### Goal:
Your task is to copy the material exactly.

### Entries:

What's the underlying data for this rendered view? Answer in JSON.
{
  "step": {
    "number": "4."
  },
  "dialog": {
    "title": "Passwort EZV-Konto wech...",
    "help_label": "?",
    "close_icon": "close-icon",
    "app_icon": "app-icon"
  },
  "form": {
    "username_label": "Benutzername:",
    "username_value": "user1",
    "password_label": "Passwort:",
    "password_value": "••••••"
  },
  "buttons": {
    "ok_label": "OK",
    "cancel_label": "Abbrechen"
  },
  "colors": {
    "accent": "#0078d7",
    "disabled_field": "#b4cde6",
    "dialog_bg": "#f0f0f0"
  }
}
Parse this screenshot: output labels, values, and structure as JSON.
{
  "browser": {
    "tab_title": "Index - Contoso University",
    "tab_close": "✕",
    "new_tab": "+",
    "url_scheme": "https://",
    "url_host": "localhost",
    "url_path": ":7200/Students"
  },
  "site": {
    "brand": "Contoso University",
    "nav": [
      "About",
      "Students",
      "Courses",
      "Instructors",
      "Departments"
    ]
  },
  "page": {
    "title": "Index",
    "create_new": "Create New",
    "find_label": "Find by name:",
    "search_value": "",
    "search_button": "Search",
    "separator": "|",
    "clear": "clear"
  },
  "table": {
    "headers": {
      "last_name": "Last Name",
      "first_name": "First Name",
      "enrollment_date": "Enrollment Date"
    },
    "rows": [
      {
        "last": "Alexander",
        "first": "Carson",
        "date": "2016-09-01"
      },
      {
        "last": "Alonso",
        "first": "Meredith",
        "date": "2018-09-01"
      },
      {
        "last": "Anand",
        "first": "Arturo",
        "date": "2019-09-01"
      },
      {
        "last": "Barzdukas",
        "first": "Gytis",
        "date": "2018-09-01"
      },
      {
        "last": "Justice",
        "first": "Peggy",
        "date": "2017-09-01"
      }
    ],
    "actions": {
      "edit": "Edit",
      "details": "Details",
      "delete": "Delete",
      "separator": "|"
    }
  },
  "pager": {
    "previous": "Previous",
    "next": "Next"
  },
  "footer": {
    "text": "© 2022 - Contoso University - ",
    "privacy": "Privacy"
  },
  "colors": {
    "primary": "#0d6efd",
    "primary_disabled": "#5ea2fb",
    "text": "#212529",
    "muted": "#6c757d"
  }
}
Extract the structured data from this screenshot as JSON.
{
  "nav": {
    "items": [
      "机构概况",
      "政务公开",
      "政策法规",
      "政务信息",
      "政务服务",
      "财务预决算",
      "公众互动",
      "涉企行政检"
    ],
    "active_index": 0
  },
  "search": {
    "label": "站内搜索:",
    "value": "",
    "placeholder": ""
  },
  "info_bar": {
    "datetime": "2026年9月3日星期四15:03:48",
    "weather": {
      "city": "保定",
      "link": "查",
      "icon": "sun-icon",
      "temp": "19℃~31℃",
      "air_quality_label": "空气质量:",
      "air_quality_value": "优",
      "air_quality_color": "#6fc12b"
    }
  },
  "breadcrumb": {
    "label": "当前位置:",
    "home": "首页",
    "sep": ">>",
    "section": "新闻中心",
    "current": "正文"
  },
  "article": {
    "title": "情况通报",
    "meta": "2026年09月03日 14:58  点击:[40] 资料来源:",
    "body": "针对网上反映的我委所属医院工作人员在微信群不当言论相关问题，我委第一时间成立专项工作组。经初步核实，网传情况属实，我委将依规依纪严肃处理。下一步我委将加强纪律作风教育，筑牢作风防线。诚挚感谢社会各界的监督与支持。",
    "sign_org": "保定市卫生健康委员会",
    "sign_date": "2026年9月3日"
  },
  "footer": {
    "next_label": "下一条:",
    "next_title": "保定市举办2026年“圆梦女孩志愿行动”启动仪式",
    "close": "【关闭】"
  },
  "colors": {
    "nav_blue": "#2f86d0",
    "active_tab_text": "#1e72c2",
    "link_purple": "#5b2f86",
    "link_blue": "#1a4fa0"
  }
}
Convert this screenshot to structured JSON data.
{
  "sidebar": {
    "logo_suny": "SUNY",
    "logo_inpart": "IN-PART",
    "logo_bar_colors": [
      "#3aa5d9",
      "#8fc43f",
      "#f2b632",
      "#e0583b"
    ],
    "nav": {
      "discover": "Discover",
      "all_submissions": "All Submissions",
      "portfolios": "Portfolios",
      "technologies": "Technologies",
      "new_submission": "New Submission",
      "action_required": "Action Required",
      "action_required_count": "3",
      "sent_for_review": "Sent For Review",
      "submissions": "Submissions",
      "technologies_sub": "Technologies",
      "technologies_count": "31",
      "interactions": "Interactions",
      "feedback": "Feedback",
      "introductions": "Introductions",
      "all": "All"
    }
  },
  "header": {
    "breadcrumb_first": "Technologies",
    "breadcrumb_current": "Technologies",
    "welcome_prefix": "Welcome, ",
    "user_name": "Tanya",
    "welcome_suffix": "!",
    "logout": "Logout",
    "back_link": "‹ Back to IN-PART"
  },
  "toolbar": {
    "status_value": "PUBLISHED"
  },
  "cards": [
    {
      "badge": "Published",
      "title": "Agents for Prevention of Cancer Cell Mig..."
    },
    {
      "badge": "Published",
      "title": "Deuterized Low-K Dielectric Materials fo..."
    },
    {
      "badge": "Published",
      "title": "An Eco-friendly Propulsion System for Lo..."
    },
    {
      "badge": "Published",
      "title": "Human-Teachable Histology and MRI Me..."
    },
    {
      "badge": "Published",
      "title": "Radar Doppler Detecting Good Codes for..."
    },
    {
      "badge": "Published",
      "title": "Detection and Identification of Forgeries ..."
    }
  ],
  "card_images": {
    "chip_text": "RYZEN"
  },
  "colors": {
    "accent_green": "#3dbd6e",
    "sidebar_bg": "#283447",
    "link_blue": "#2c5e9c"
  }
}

### The completed task:
What's the underlying data for this rendered view? Answer in JSON.
{
  "step": {
    "number": "4."
  },
  "dialog": {
    "title": "Passwort EZV-Konto wech...",
    "help_label": "?",
    "close_icon": "close-icon",
    "app_icon": "app-icon"
  },
  "form": {
    "username_label": "Benutzername:",
    "username_value": "user1",
    "password_label": "Passwort:",
    "password_value": "••••••"
  },
  "buttons": {
    "ok_label": "OK",
    "cancel_label": "Abbrechen"
  },
  "colors": {
    "accent": "#0078d7",
    "disabled_field": "#b4cde6",
    "dialog_bg": "#f0f0f0"
  }
}
Parse this screenshot: output labels, values, and structure as JSON.
{
  "browser": {
    "tab_title": "Index - Contoso University",
    "tab_close": "✕",
    "new_tab": "+",
    "url_scheme": "https://",
    "url_host": "localhost",
    "url_path": ":7200/Students"
  },
  "site": {
    "brand": "Contoso University",
    "nav": [
      "About",
      "Students",
      "Courses",
      "Instructors",
      "Departments"
    ]
  },
  "page": {
    "title": "Index",
    "create_new": "Create New",
    "find_label": "Find by name:",
    "search_value": "",
    "search_button": "Search",
    "separator": "|",
    "clear": "clear"
  },
  "table": {
    "headers": {
      "last_name": "Last Name",
      "first_name": "First Name",
      "enrollment_date": "Enrollment Date"
    },
    "rows": [
      {
        "last": "Alexander",
        "first": "Carson",
        "date": "2016-09-01"
      },
      {
        "last": "Alonso",
        "first": "Meredith",
        "date": "2018-09-01"
      },
      {
        "last": "Anand",
        "first": "Arturo",
        "date": "2019-09-01"
      },
      {
        "last": "Barzdukas",
        "first": "Gytis",
        "date": "2018-09-01"
      },
      {
        "last": "Justice",
        "first": "Peggy",
        "date": "2017-09-01"
      }
    ],
    "actions": {
      "edit": "Edit",
      "details": "Details",
      "delete": "Delete",
      "separator": "|"
    }
  },
  "pager": {
    "previous": "Previous",
    "next": "Next"
  },
  "footer": {
    "text": "© 2022 - Contoso University - ",
    "privacy": "Privacy"
  },
  "colors": {
    "primary": "#0d6efd",
    "primary_disabled": "#5ea2fb",
    "text": "#212529",
    "muted": "#6c757d"
  }
}
Extract the structured data from this screenshot as JSON.
{
  "nav": {
    "items": [
      "机构概况",
      "政务公开",
      "政策法规",
      "政务信息",
      "政务服务",
      "财务预决算",
      "公众互动",
      "涉企行政检"
    ],
    "active_index": 0
  },
  "search": {
    "label": "站内搜索:",
    "value": "",
    "placeholder": ""
  },
  "info_bar": {
    "datetime": "2026年9月3日星期四15:03:48",
    "weather": {
      "city": "保定",
      "link": "查",
      "icon": "sun-icon",
      "temp": "19℃~31℃",
      "air_quality_label": "空气质量:",
      "air_quality_value": "优",
      "air_quality_color": "#6fc12b"
    }
  },
  "breadcrumb": {
    "label": "当前位置:",
    "home": "首页",
    "sep": ">>",
    "section": "新闻中心",
    "current": "正文"
  },
  "article": {
    "title": "情况通报",
    "meta": "2026年09月03日 14:58  点击:[40] 资料来源:",
    "body": "针对网上反映的我委所属医院工作人员在微信群不当言论相关问题，我委第一时间成立专项工作组。经初步核实，网传情况属实，我委将依规依纪严肃处理。下一步我委将加强纪律作风教育，筑牢作风防线。诚挚感谢社会各界的监督与支持。",
    "sign_org": "保定市卫生健康委员会",
    "sign_date": "2026年9月3日"
  },
  "footer": {
    "next_label": "下一条:",
    "next_title": "保定市举办2026年“圆梦女孩志愿行动”启动仪式",
    "close": "【关闭】"
  },
  "colors": {
    "nav_blue": "#2f86d0",
    "active_tab_text": "#1e72c2",
    "link_purple": "#5b2f86",
    "link_blue": "#1a4fa0"
  }
}
Convert this screenshot to structured JSON data.
{
  "sidebar": {
    "logo_suny": "SUNY",
    "logo_inpart": "IN-PART",
    "logo_bar_colors": [
      "#3aa5d9",
      "#8fc43f",
      "#f2b632",
      "#e0583b"
    ],
    "nav": {
      "discover": "Discover",
      "all_submissions": "All Submissions",
      "portfolios": "Portfolios",
      "technologies": "Technologies",
      "new_submission": "New Submission",
      "action_required": "Action Required",
      "action_required_count": "3",
      "sent_for_review": "Sent For Review",
      "submissions": "Submissions",
      "technologies_sub": "Technologies",
      "technologies_count": "31",
      "interactions": "Interactions",
      "feedback": "Feedback",
      "introductions": "Introductions",
      "all": "All"
    }
  },
  "header": {
    "breadcrumb_first": "Technologies",
    "breadcrumb_current": "Technologies",
    "welcome_prefix": "Welcome, ",
    "user_name": "Tanya",
    "welcome_suffix": "!",
    "logout": "Logout",
    "back_link": "‹ Back to IN-PART"
  },
  "toolbar": {
    "status_value": "PUBLISHED"
  },
  "cards": [
    {
      "badge": "Published",
      "title": "Agents for Prevention of Cancer Cell Mig..."
    },
    {
      "badge": "Published",
      "title": "Deuterized Low-K Dielectric Materials fo..."
    },
    {
      "badge": "Published",
      "title": "An Eco-friendly Propulsion System for Lo..."
    },
    {
      "badge": "Published",
      "title": "Human-Teachable Histology and MRI Me..."
    },
    {
      "badge": "Published",
      "title": "Radar Doppler Detecting Good Codes for..."
    },
    {
      "badge": "Published",
      "title": "Detection and Identification of Forgeries ..."
    }
  ],
  "card_images": {
    "chip_text": "RYZEN"
  },
  "colors": {
    "accent_green": "#3dbd6e",
    "sidebar_bg": "#283447",
    "link_blue": "#2c5e9c"
  }
}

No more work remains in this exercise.